**Exercise instructions:** Reproduce the lines of the items below without any change, starting at the line that contains "block: by application: Telecommunications" and ending at the line that contains "icon: trends gears hexagon [21, 369, 78, 447]", both included.

+++

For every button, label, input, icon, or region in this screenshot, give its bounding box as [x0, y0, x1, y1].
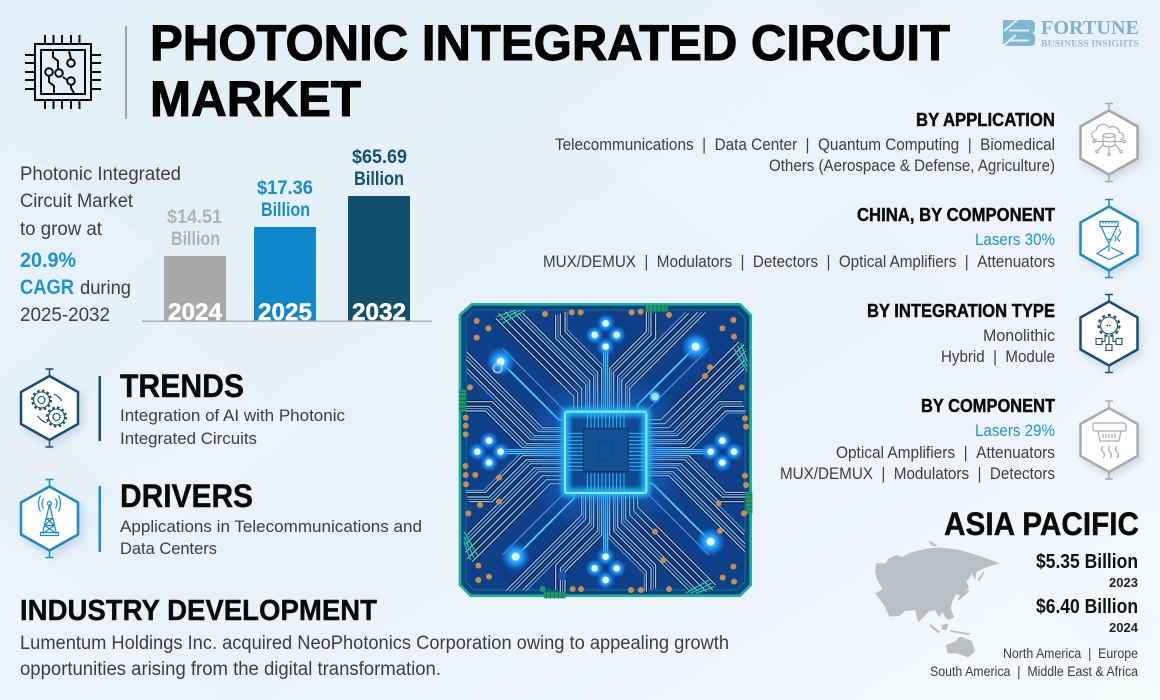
block: by application: Telecommunications | Data Center | Quantum Computing | Biomedical [555, 136, 1055, 154]
text: industry development: opportunities arising from the digital transformation. [20, 659, 441, 680]
bar 2025: $17.36 [257, 178, 313, 199]
icon: trends gears hexagon [21, 369, 78, 447]
block: by component: Optical Amplifiers | Attenuators [836, 444, 1055, 462]
title: MARKET [150, 71, 361, 127]
block: by component: MUX/DEMUX | Modulators | Detectors [780, 465, 1055, 483]
block: by integration type: BY INTEGRATION TYPE [867, 301, 1055, 321]
text: trends [120, 368, 345, 448]
block: by component: BY COMPONENT [921, 396, 1055, 416]
block: by integration type: Monolithic [983, 327, 1055, 345]
icon: gear network hexagon [1080, 294, 1138, 372]
bar 2024: Billion [171, 229, 220, 250]
text: trends: TRENDS [120, 368, 244, 404]
stats: Asia Pacific values [1036, 551, 1139, 635]
text: CAGR summary: to grow at [20, 218, 103, 240]
text: CAGR summary: 20.9% [20, 249, 76, 272]
block: by integration type [867, 301, 1055, 366]
bar 2032: Billion [354, 169, 404, 190]
bar 2025 [254, 178, 316, 326]
text: CAGR summary: during [80, 277, 131, 299]
icon: circuit chip [25, 35, 101, 109]
block: china by component [543, 205, 1055, 271]
bar 2032 [348, 147, 410, 326]
text: drivers [120, 478, 422, 558]
icon: drivers tower hexagon [21, 480, 78, 558]
logo: Fortune Business Insights: FORTUNE [1041, 18, 1139, 39]
bar 2024: $14.51 [167, 207, 222, 228]
text: CAGR summary: 2025-2032 [20, 304, 110, 326]
stats: Asia Pacific values: 2023 [1109, 575, 1138, 590]
header divider [125, 26, 127, 119]
block: by application: BY APPLICATION [916, 110, 1055, 130]
block: china by component: CHINA, BY COMPONENT [857, 205, 1055, 225]
icon: cloud database hexagon [1080, 104, 1138, 182]
text: trends: Integration of AI with Photonic [120, 406, 345, 425]
text: other regions: North America | Europe [1003, 646, 1138, 661]
divider: drivers [98, 486, 101, 552]
region title: Asia Pacific: ASIA PACIFIC [944, 506, 1139, 542]
illustration: glowing circuit board [459, 304, 752, 598]
block: by component [780, 396, 1055, 483]
stats: Asia Pacific values: $5.35 Billion [1036, 551, 1138, 573]
text: trends: Integrated Circuits [120, 429, 257, 448]
stats: Asia Pacific values: 2024 [1109, 620, 1139, 635]
bar 2024 [164, 207, 226, 326]
text: other regions [930, 646, 1138, 679]
bar 2025: 2025 [258, 299, 312, 326]
logo: Fortune Business Insights [1003, 18, 1139, 48]
bar 2024: 2024 [168, 299, 223, 326]
bar 2025: Billion [261, 200, 310, 221]
block: china by component: MUX/DEMUX | Modulators | Detectors | Optical Amplifiers | Attenuators [543, 253, 1055, 271]
bar chart: market size [142, 147, 432, 326]
block: by integration type: Hybrid | Module [941, 348, 1055, 366]
block: by component: Lasers 29% [975, 422, 1055, 440]
text: drivers: Applications in Telecommunications and [120, 517, 422, 536]
map: Asia Pacific [875, 540, 1000, 657]
divider: trends [98, 376, 101, 441]
stats: Asia Pacific values: $6.40 Billion [1036, 596, 1138, 618]
text: CAGR summary: CAGR [20, 276, 74, 299]
text: drivers: DRIVERS [120, 478, 253, 514]
icon: laser hexagon [1080, 200, 1138, 278]
title [150, 15, 950, 127]
text: drivers: Data Centers [120, 539, 217, 558]
icon: sensor hexagon [1080, 401, 1138, 479]
block: china by component: Lasers 30% [975, 231, 1055, 249]
title: PHOTONIC INTEGRATED CIRCUIT [150, 15, 950, 71]
logo: Fortune Business Insights: BUSINESS INSIGHTS [1041, 38, 1139, 48]
text: industry development: Lumentum Holdings Inc. acquired NeoPhotonics Corporation owing to appealing growth [20, 633, 729, 654]
text: industry development: INDUSTRY DEVELOPMENT [20, 595, 377, 627]
text: CAGR summary: Photonic Integrated [20, 163, 181, 185]
text: CAGR summary: Circuit Market [20, 190, 134, 212]
text: CAGR summary [20, 163, 181, 326]
block: by application [555, 110, 1055, 175]
bar 2032: $65.69 [352, 147, 407, 168]
block: by application: Others (Aerospace & Defense, Agriculture) [769, 157, 1055, 175]
bar 2032: 2032 [352, 299, 406, 326]
text: other regions: South America | Middle East & Africa [930, 664, 1138, 679]
text: industry development [20, 595, 729, 680]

+++

**Output for this task:**
block: by application: Telecommunications | Data Center | Quantum Computing | Biomedical [555, 136, 1055, 154]
text: industry development: opportunities arising from the digital transformation. [20, 659, 441, 680]
bar 2025: $17.36 [257, 178, 313, 199]
icon: trends gears hexagon [21, 369, 78, 447]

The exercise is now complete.